··· Extracted records
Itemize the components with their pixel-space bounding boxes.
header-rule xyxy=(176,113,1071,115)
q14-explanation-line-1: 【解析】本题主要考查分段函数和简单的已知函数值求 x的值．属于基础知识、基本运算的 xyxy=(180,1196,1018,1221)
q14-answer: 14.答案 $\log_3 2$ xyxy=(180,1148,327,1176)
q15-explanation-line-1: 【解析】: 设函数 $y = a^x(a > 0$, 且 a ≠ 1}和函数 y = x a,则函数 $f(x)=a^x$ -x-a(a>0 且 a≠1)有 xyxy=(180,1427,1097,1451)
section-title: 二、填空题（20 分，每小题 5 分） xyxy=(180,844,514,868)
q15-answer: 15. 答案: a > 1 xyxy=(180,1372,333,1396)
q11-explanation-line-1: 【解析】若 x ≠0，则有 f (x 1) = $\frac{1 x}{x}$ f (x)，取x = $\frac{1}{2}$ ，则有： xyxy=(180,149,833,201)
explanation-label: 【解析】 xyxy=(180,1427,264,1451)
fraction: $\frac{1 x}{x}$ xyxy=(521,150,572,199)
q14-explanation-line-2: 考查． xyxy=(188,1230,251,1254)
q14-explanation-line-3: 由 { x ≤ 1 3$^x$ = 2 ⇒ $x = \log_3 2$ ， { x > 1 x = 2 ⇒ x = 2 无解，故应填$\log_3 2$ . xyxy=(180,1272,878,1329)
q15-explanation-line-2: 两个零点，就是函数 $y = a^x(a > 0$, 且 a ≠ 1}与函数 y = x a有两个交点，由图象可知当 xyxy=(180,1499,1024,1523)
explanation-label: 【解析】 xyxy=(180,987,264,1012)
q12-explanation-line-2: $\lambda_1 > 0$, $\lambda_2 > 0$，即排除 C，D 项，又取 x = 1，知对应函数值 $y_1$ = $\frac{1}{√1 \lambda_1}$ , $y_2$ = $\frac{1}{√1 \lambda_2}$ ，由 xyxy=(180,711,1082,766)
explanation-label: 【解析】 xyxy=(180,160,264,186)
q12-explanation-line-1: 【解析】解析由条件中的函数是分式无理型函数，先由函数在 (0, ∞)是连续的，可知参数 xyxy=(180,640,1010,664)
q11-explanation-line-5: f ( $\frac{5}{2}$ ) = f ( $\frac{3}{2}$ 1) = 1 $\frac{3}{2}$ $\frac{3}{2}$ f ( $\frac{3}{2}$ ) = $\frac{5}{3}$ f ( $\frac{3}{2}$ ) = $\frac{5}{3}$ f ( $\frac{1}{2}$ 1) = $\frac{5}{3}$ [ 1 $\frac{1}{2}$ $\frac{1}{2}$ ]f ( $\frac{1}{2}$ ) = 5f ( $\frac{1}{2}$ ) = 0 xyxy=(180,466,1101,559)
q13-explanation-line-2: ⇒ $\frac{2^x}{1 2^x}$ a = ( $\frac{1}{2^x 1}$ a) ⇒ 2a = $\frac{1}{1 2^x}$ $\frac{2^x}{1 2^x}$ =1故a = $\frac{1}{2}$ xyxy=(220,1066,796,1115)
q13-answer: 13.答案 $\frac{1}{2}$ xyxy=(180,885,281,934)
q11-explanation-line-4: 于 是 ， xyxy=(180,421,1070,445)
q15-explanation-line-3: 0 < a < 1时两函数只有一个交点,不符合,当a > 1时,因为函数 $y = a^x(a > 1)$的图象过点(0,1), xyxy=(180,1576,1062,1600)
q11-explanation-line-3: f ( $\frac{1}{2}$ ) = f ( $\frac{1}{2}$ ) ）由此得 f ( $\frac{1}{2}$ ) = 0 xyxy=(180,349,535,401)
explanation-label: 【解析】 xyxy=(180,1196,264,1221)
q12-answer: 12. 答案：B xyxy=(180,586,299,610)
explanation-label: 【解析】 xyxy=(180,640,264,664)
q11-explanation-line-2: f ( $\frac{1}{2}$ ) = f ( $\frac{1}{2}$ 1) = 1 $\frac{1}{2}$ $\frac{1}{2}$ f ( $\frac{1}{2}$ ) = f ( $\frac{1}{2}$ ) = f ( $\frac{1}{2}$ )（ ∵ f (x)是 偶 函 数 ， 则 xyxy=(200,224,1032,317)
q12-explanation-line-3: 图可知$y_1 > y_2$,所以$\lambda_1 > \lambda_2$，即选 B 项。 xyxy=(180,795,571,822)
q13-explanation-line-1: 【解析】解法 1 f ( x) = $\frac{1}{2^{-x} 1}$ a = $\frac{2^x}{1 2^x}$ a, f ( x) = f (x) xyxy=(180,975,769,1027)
······
Collect every line of the data above that contains the string "label".

explanation-label: 【解析】 xyxy=(180,1427,264,1451)
explanation-label: 【解析】 xyxy=(180,987,264,1012)
explanation-label: 【解析】 xyxy=(180,160,264,186)
explanation-label: 【解析】 xyxy=(180,1196,264,1221)
explanation-label: 【解析】 xyxy=(180,640,264,664)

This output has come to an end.